OBJECTIF VISÉ 1 - Citez fidèlement le passage de l'arrêt qui va de « Publication : Jurica » jusqu'à « même ensemble contractuel. ».

CA NANCY (5e ch. com.), 8 avril 2015
CERCLAB - DOCUMENT N° 7361
CA NANCY (5e ch. com.), 8 avril 2015 : RG n° 14/01689 ; arrêt n° 823/15
Cassé par Cass. com., 12 juillet 2017 : pourvoi n° 15-23552 ; arrêt n° 1066 ; Bull. civ.
Publication : Jurica
Extrait : « Il est par ailleurs constant, que le contrat d'abonnement Diffus'Est prévoit de manière expresse en ses articles 4 et 11, le versement de redevances mensuelles en faveur d'un organisme de financement et qu'ainsi, les contrats litigieux s'inscrivent à l'évidence, dans un même ensemble contractuel.

[Annotations de cadres englobants]
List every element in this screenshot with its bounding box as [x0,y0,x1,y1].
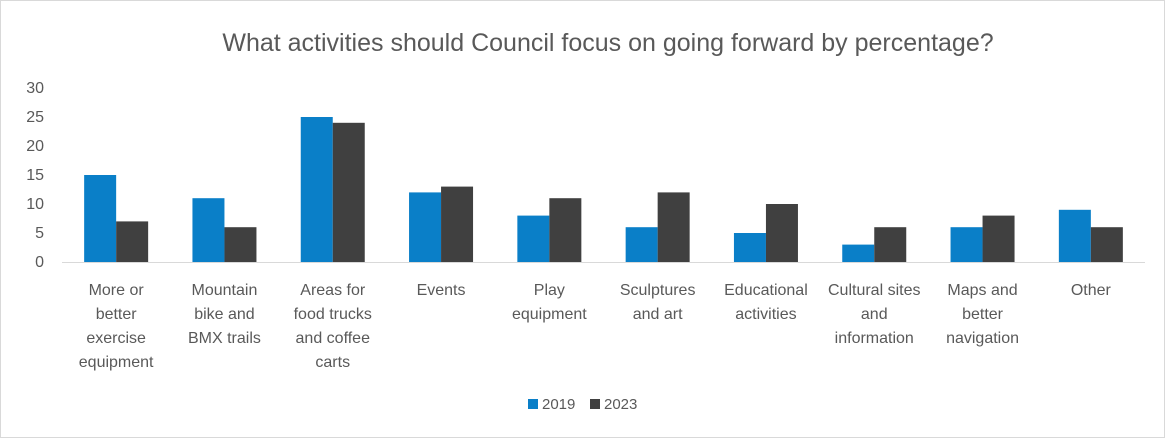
y-tick-label: 15 [26,167,44,184]
bar-2023 [765,204,798,262]
x-category-label: Cultural sites and information [828,282,920,347]
bars [84,117,1123,262]
x-category-label-line: BMX trails [188,330,261,347]
x-category-label-line: Mountain [192,282,258,299]
x-axis: More or better exercise equipment Mountain bi… [62,262,1145,371]
x-category-label-line: More or [89,282,145,299]
x-category-label: Educational activities [724,282,808,323]
x-category-label-line: Sculptures [620,282,696,299]
y-tick-label: 20 [26,138,44,155]
x-category-label: Sculptures and art [620,282,696,323]
x-category-label: Other [1071,282,1112,299]
legend-swatch-2019 [528,399,538,409]
bar-2023 [982,215,1015,262]
x-category-label-line: Cultural sites [828,282,920,299]
x-category-label-line: equipment [79,354,154,371]
x-category-label-line: Other [1071,282,1112,299]
chart-title: What activities should Council focus on … [222,29,993,57]
x-category-label-line: and coffee [296,330,371,347]
x-category-label: Maps and better navigation [946,282,1019,347]
x-category-label: Events [417,282,466,299]
y-tick-label: 30 [26,80,44,97]
legend: 2019 2023 [528,396,637,413]
bar-2019 [192,198,225,262]
bar-2019 [84,175,117,262]
x-category-label-line: equipment [512,306,587,323]
legend-label-2019: 2019 [542,396,575,413]
x-category-label-line: Areas for [300,282,366,299]
bar-2019 [950,227,983,262]
bar-2023 [116,221,149,262]
x-category-label-line: better [962,306,1004,323]
y-tick-label: 5 [35,225,44,242]
bar-2019 [625,227,658,262]
x-category-label-line: bike and [194,306,255,323]
y-tick-label: 0 [35,254,44,271]
y-tick-label: 25 [26,109,44,126]
bar-2019 [517,215,550,262]
x-category-label-line: navigation [946,330,1019,347]
bar-2023 [657,192,690,262]
x-category-label-line: Events [417,282,466,299]
x-category-label-line: Maps and [947,282,1017,299]
bar-2019 [409,192,442,262]
x-category-label-line: and art [633,306,683,323]
bar-2019 [733,233,766,262]
x-category-label: Mountain bike and BMX trails [188,282,261,347]
legend-label-2023: 2023 [604,396,637,413]
bar-2023 [874,227,907,262]
y-tick-label: 10 [26,196,44,213]
bar-2023 [224,227,257,262]
x-category-label-line: exercise [86,330,146,347]
x-category-label-line: Play [534,282,565,299]
x-category-label: Areas for food trucks and coffee carts [294,282,372,371]
x-category-label-line: activities [735,306,796,323]
bar-2023 [332,122,365,262]
bar-2019 [300,117,333,262]
x-category-label-line: better [96,306,138,323]
bar-2023 [1090,227,1123,262]
x-category-label-line: and [861,306,888,323]
legend-swatch-2023 [590,399,600,409]
x-category-label-line: Educational [724,282,808,299]
bar-2023 [549,198,582,262]
x-category-label-line: carts [315,354,350,371]
bar-2019 [1058,209,1091,262]
x-category-label-line: food trucks [294,306,372,323]
x-category-label: More or better exercise equipment [79,282,154,371]
bar-2023 [441,186,474,262]
x-category-label-line: information [835,330,914,347]
bar-2019 [842,244,875,262]
x-category-label: Play equipment [512,282,587,323]
y-axis: 0 5 10 15 20 25 30 [26,80,44,271]
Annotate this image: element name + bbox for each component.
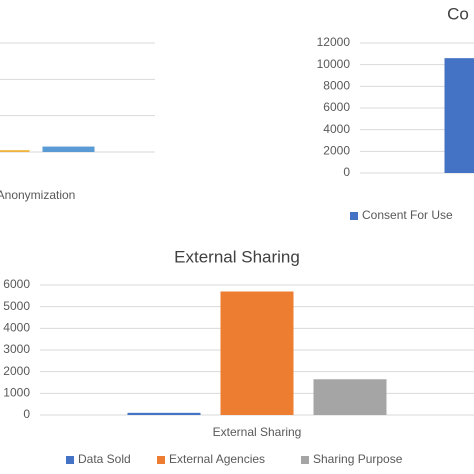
legend-swatch xyxy=(157,456,165,464)
y-tick-label: 2000 xyxy=(3,364,30,378)
y-tick-label: 8000 xyxy=(323,79,350,93)
y-tick-label: 2000 xyxy=(323,144,350,158)
y-tick-label: 6000 xyxy=(3,277,30,291)
chart-title: Co xyxy=(447,4,469,23)
legend-swatch xyxy=(301,456,309,464)
y-tick-label: 1000 xyxy=(3,386,30,400)
y-tick-label: 0 xyxy=(343,165,350,179)
y-tick-label: 10000 xyxy=(317,57,351,71)
y-tick-label: 12000 xyxy=(317,35,351,49)
bar xyxy=(313,379,387,415)
legend-swatch xyxy=(66,456,74,464)
legend-label: Consent For Use xyxy=(362,208,453,222)
bar xyxy=(444,58,474,173)
x-tick-label: External Sharing xyxy=(213,425,302,439)
bar xyxy=(220,291,294,415)
legend-label: External Agencies xyxy=(169,452,265,466)
y-tick-label: 3000 xyxy=(3,342,30,356)
bar xyxy=(127,412,201,415)
x-tick-label: Anonymization xyxy=(0,188,75,202)
y-tick-label: 0 xyxy=(23,407,30,421)
chart-title: External Sharing xyxy=(174,247,300,266)
y-tick-label: 5000 xyxy=(3,299,30,313)
y-tick-label: 4000 xyxy=(323,122,350,136)
y-tick-label: 4000 xyxy=(3,321,30,335)
y-tick-label: 6000 xyxy=(323,100,350,114)
legend-label: Data Sold xyxy=(78,452,131,466)
bar xyxy=(42,146,95,152)
legend-swatch xyxy=(350,212,358,220)
legend-label: Sharing Purpose xyxy=(313,452,403,466)
bar xyxy=(0,150,30,152)
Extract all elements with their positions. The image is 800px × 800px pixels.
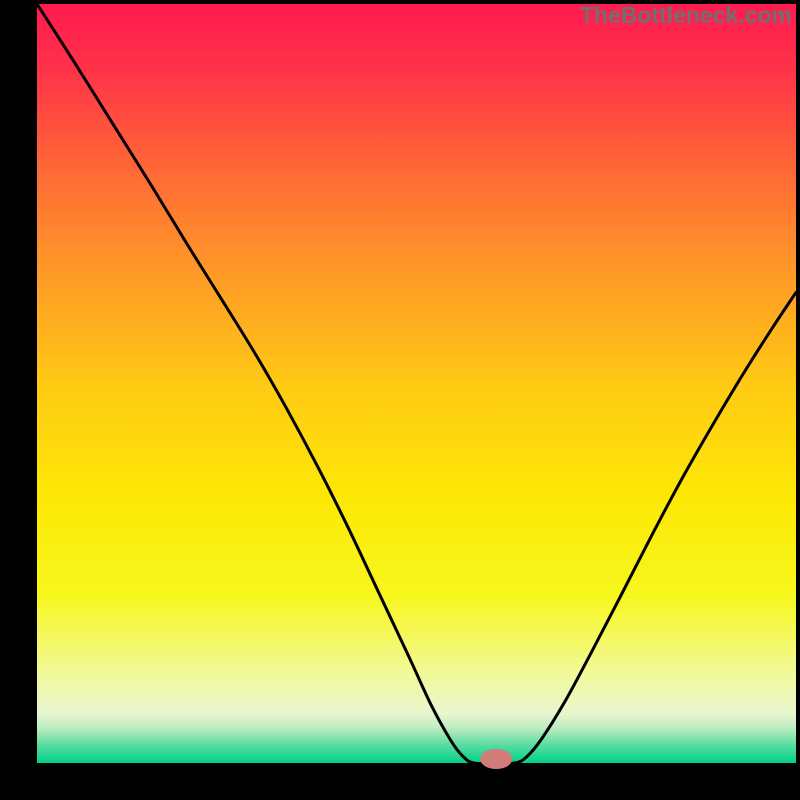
optimal-marker [480, 749, 512, 769]
plot-area [37, 4, 796, 763]
chart-svg [0, 0, 800, 800]
bottleneck-chart: TheBottleneck.com [0, 0, 800, 800]
watermark-text: TheBottleneck.com [580, 2, 792, 29]
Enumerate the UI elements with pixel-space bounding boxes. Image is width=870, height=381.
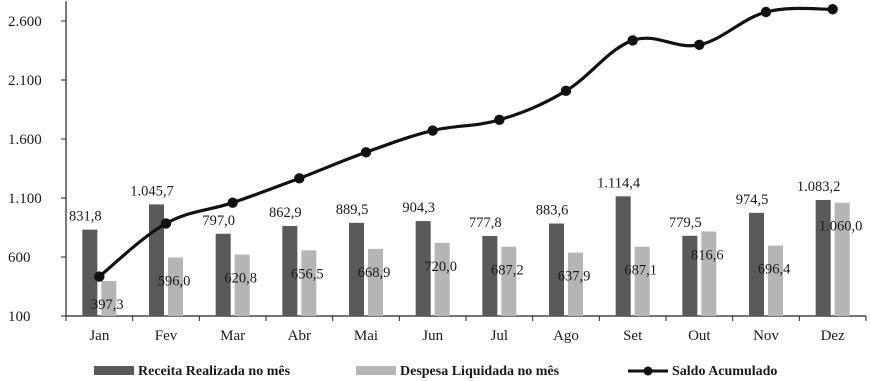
- x-tick-label: Mai: [354, 328, 378, 344]
- bar-despesa: [768, 245, 783, 316]
- data-label-receita: 797,0: [202, 213, 235, 229]
- bar-despesa: [501, 246, 517, 316]
- bar-receita: [549, 223, 564, 316]
- y-axis: 100 600 1.100 1.600 2.100 2.600: [8, 1, 67, 325]
- saldo-point: [427, 125, 438, 136]
- bar-receita: [749, 212, 764, 316]
- data-label-despesa: 637,9: [558, 269, 591, 285]
- x-tick-label: Nov: [753, 328, 779, 344]
- data-label-despesa: 620,8: [224, 271, 257, 287]
- data-label-despesa: 596,0: [158, 273, 191, 289]
- saldo-point: [694, 39, 705, 51]
- data-label-despesa: 397,3: [91, 297, 124, 313]
- bar-despesa: [434, 242, 450, 316]
- data-label-receita: 831,8: [69, 209, 102, 225]
- legend-swatch-receita: [94, 366, 134, 375]
- data-labels: 831,8 397,3 1.045,7 596,0 797,0 620,8 862,9 656…: [69, 175, 862, 313]
- data-label-receita: 777,8: [469, 215, 502, 231]
- data-label-receita: 883,6: [536, 203, 569, 219]
- data-label-despesa: 720,0: [424, 259, 457, 275]
- saldo-line-layer: [94, 4, 838, 282]
- bar-receita: [282, 225, 298, 316]
- data-label-despesa: 687,1: [624, 263, 657, 279]
- x-tick-label: Jul: [491, 328, 509, 344]
- saldo-point: [827, 4, 838, 15]
- y-tick-label: 2.600: [8, 14, 42, 30]
- saldo-point: [360, 147, 372, 158]
- bar-receita: [815, 199, 831, 316]
- bar-despesa: [834, 202, 850, 316]
- bar-despesa: [368, 248, 383, 316]
- bar-receita: [215, 233, 231, 316]
- data-label-despesa: 656,5: [291, 266, 324, 282]
- x-tick-label: Out: [688, 328, 711, 344]
- y-tick-label: 2.100: [8, 73, 42, 89]
- data-label-despesa: 687,2: [491, 263, 524, 279]
- data-label-receita: 1.083,2: [797, 179, 841, 195]
- legend-label-saldo: Saldo Acumulado: [672, 364, 777, 379]
- saldo-point: [494, 114, 505, 126]
- bar-receita: [349, 222, 364, 316]
- bar-despesa: [101, 280, 117, 316]
- bar-despesa: [568, 252, 583, 316]
- x-tick-label: Fev: [155, 328, 178, 344]
- y-tick-label: 1.100: [8, 191, 42, 207]
- legend: Receita Realizada no mês Despesa Liquida…: [94, 364, 777, 379]
- data-label-receita: 1.045,7: [130, 183, 174, 199]
- x-tick-label: Dez: [821, 328, 845, 344]
- legend-swatch-saldo-marker: [643, 366, 653, 376]
- y-tick-label: 1.600: [8, 132, 42, 148]
- bar-receita: [682, 235, 698, 316]
- data-label-despesa: 696,4: [758, 262, 791, 278]
- data-label-despesa: 668,9: [358, 265, 391, 281]
- legend-label-despesa: Despesa Liquidada no mês: [400, 364, 560, 379]
- x-tick-label: Abr: [288, 328, 311, 344]
- saldo-point: [160, 218, 172, 229]
- y-tick-label: 600: [8, 250, 31, 266]
- bar-despesa: [234, 254, 250, 316]
- bar-despesa: [301, 250, 317, 316]
- data-label-receita: 974,5: [736, 192, 769, 208]
- x-tick-label: Jun: [422, 328, 443, 344]
- data-label-receita: 904,3: [402, 200, 435, 216]
- saldo-point: [627, 35, 638, 46]
- x-axis: Jan Fev Mar Abr Mai Jun Jul Ago Set Out Nov Dez: [65, 315, 867, 344]
- legend-label-receita: Receita Realizada no mês: [138, 364, 291, 379]
- bar-despesa: [701, 231, 717, 316]
- saldo-point: [560, 85, 572, 97]
- saldo-point: [760, 6, 772, 18]
- bars: [82, 196, 850, 316]
- data-label-despesa: 816,6: [691, 247, 724, 263]
- saldo-line: [98, 6, 833, 278]
- y-tick-label: 100: [8, 309, 31, 325]
- saldo-point: [227, 197, 238, 208]
- data-label-receita: 862,9: [269, 205, 302, 221]
- data-label-receita: 889,5: [336, 202, 369, 218]
- x-tick-label: Mar: [220, 328, 245, 344]
- bar-receita: [82, 229, 98, 316]
- x-tick-label: Set: [623, 328, 643, 344]
- data-label-despesa: 1.060,0: [819, 219, 863, 235]
- bar-despesa: [168, 257, 183, 316]
- data-label-receita: 779,5: [669, 215, 702, 231]
- x-tick-label: Jan: [89, 328, 109, 344]
- legend-swatch-despesa: [356, 366, 396, 375]
- saldo-point: [94, 271, 105, 282]
- x-tick-label: Ago: [553, 328, 579, 344]
- saldo-point: [294, 173, 305, 184]
- data-label-receita: 1.114,4: [597, 175, 641, 191]
- bar-receita: [615, 196, 631, 316]
- bar-receita: [482, 236, 498, 316]
- bar-receita: [415, 221, 431, 316]
- bar-despesa: [634, 246, 650, 316]
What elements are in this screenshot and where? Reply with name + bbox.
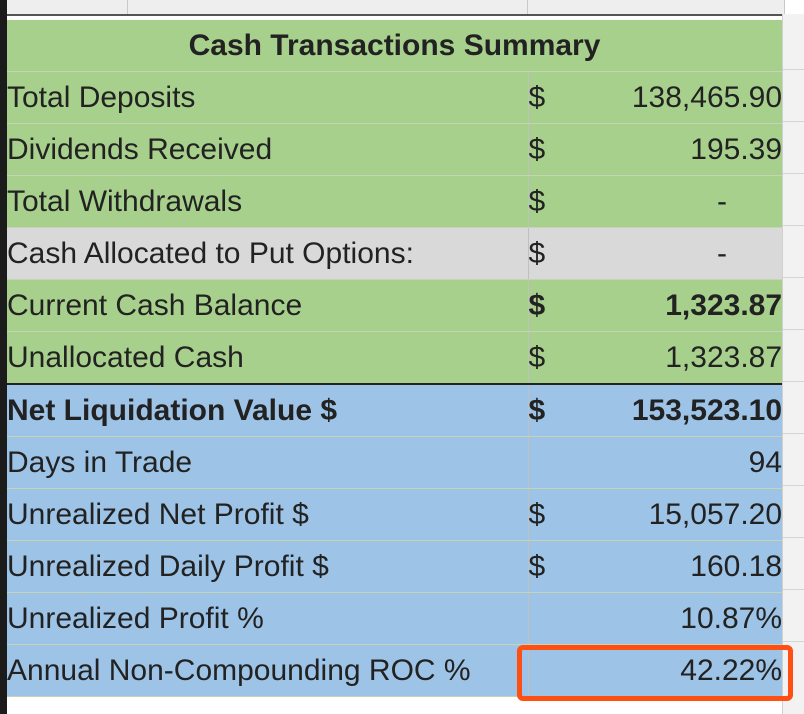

OBJECTIF VISÉ 2 - Imprimez à nouveau, dans la liste, toutes les lignes depuis celle qui contient « legend-swatch xyxy=(157,456,165,464) » jusqu'à celle qui contient « y-tick-label: 1000 xyxy=(3,386,30,400) », ces deux lignes comprises, sans rien d'autre.

RÉPONSE FINALE 1 -
Publication : Jurica
Extrait : « Il est par ailleurs constant, que le contrat d'abonnement Diffus'Est prévoit de manière expresse en ses articles 4 et 11, le versement de redevances mensuelles en faveur d'un organisme de financement et qu'ainsi, les contrats litigieux s'inscrivent à l'évidence, dans un même ensemble contractuel.

RÉPONSE FINALE 2 -
legend-swatch xyxy=(157,456,165,464)
y-tick-label: 2000 xyxy=(3,364,30,378)
y-tick-label: 8000 xyxy=(323,79,350,93)
y-tick-label: 2000 xyxy=(323,144,350,158)
y-tick-label: 6000 xyxy=(3,277,30,291)
chart-title: Co xyxy=(447,4,469,23)
legend-swatch xyxy=(301,456,309,464)
y-tick-label: 1000 xyxy=(3,386,30,400)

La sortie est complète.